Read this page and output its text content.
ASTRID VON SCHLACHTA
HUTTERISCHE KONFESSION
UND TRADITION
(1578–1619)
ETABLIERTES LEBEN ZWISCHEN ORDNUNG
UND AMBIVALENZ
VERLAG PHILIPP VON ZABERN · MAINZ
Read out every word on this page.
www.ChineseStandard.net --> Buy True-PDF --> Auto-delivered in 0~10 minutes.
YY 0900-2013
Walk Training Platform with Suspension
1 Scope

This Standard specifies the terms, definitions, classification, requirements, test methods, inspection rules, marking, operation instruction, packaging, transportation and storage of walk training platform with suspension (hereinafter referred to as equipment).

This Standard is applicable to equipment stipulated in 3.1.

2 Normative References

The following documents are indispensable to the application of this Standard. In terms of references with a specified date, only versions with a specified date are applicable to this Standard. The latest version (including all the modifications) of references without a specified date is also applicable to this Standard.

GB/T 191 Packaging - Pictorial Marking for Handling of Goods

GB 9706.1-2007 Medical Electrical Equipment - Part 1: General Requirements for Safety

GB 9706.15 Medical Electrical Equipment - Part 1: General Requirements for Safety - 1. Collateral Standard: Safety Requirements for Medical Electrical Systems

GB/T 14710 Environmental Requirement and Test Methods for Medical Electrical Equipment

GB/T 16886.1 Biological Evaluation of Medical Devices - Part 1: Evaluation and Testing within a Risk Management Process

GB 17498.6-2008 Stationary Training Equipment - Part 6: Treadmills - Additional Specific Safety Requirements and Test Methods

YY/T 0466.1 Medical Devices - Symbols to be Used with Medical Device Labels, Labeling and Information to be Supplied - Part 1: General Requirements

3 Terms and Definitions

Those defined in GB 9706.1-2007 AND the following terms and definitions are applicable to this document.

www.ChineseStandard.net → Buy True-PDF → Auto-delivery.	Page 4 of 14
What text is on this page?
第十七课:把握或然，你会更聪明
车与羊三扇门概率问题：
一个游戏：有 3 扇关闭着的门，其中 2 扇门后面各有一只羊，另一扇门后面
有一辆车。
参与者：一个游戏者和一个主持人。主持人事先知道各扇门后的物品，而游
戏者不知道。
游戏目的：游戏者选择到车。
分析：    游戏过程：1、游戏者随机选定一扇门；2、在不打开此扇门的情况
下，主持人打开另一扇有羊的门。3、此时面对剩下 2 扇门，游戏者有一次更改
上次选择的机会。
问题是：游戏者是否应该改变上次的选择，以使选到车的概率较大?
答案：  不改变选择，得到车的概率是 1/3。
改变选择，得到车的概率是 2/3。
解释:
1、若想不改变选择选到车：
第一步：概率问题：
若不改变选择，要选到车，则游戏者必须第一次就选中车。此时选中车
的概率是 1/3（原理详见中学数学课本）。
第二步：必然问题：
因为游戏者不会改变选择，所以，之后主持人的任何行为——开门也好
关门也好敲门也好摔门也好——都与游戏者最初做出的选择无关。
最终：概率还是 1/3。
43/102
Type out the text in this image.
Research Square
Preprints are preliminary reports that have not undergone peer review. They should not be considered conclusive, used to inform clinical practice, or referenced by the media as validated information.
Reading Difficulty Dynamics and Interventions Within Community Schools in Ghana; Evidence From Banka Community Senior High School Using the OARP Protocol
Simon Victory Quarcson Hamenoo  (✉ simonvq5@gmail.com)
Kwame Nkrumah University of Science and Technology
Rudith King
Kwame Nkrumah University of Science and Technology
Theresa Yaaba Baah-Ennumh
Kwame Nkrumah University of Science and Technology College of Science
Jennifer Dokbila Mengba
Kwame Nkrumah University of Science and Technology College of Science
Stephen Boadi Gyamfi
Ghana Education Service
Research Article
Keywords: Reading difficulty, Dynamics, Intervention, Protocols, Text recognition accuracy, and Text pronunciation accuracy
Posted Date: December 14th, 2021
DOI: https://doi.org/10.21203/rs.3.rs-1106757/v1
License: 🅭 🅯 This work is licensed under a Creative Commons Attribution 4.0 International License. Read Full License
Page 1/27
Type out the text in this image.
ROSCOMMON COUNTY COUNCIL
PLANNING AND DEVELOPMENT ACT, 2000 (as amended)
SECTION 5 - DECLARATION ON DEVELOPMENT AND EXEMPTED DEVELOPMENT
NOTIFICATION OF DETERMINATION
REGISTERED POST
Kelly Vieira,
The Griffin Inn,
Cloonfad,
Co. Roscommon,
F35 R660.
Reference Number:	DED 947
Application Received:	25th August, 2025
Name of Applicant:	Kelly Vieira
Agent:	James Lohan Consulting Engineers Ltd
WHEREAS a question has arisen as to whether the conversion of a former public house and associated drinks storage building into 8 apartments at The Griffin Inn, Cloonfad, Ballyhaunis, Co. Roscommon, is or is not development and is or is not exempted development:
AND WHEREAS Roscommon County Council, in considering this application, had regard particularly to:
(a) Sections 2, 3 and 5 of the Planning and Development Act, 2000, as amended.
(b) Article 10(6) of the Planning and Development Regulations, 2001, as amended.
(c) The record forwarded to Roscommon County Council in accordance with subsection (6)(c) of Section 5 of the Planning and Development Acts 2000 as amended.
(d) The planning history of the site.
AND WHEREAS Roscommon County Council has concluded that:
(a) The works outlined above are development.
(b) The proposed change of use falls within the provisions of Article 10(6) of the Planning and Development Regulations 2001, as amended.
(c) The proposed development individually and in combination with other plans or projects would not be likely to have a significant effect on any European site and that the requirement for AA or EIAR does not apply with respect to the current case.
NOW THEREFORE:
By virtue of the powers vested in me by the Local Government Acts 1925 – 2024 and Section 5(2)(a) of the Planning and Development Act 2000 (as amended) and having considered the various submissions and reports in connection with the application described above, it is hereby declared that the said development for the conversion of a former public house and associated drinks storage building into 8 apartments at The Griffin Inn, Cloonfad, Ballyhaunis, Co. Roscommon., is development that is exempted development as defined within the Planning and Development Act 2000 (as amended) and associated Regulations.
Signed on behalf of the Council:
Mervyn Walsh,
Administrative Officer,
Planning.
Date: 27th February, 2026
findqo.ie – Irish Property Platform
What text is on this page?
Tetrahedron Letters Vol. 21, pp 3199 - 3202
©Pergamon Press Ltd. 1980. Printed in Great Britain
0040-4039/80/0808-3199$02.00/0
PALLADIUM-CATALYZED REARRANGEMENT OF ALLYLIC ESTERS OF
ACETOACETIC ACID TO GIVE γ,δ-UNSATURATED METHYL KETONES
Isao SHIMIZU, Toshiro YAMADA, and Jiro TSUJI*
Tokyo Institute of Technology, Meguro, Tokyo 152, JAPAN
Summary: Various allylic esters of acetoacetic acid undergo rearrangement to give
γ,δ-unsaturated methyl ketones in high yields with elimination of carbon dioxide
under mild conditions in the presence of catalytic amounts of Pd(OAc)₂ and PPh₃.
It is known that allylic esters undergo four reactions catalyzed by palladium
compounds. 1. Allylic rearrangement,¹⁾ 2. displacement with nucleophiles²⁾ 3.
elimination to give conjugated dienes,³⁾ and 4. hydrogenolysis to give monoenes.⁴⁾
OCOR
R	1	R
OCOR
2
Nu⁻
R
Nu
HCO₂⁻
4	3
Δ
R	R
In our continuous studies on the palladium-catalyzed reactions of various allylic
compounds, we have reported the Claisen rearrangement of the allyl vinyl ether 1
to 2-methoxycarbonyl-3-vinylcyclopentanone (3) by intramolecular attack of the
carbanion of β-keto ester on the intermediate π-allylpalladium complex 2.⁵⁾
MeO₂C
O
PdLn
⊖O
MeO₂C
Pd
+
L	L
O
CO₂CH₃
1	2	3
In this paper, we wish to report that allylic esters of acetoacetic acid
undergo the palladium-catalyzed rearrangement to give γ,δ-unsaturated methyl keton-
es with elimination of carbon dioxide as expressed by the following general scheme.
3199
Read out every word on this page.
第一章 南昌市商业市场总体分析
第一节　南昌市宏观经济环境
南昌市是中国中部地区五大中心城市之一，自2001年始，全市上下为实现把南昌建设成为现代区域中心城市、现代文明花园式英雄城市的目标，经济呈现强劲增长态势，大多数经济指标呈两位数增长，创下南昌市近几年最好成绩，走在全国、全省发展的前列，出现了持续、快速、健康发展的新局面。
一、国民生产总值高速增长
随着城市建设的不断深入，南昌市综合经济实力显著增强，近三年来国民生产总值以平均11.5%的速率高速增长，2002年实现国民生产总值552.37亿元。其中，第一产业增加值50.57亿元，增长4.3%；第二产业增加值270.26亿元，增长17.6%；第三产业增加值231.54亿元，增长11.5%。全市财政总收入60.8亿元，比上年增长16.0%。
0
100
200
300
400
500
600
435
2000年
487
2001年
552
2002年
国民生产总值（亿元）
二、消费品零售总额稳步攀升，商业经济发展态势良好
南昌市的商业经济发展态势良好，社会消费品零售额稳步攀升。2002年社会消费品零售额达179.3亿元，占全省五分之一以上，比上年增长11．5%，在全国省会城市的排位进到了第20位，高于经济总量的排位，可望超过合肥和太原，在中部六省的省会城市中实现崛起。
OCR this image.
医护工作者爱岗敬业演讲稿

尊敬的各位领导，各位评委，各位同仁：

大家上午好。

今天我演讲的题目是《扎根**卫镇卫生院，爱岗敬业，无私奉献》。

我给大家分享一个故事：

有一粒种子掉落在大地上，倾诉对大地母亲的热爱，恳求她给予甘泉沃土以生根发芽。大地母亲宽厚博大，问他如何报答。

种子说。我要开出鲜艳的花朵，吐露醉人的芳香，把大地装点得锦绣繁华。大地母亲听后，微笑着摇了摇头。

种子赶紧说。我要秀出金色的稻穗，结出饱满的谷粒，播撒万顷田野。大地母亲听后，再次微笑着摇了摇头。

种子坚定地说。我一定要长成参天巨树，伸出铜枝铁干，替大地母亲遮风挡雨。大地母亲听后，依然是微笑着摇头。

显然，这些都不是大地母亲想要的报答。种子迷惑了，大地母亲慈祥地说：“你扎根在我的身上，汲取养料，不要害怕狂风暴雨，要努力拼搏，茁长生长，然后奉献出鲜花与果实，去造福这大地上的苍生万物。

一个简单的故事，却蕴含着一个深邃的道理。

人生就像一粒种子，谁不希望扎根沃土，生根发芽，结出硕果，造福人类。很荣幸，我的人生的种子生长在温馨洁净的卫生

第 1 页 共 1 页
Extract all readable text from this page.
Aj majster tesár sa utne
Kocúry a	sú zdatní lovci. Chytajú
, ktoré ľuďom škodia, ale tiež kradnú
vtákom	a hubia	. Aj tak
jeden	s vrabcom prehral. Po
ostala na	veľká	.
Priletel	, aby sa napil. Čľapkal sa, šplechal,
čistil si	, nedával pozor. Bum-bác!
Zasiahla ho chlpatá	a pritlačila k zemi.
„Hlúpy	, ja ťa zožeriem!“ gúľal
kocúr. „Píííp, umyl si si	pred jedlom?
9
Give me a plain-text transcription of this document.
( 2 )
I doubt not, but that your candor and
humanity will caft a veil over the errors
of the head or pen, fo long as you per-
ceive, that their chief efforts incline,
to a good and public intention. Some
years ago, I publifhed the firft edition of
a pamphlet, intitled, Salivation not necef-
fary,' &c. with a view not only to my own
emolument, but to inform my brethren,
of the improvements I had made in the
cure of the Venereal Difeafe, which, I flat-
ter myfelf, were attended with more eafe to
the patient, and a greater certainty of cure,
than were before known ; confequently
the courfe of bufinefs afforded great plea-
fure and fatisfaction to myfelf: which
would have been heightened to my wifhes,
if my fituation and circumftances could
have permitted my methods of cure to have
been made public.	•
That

*Given task*: Look through the data and gather every line with the string "True" in it.

*Solution to this exercise*:
www.ChineseStandard.net --> Buy True-PDF --> Auto-delivered in 0~10 minutes.
www.ChineseStandard.net → Buy True-PDF → Auto-delivery.	Page 4 of 14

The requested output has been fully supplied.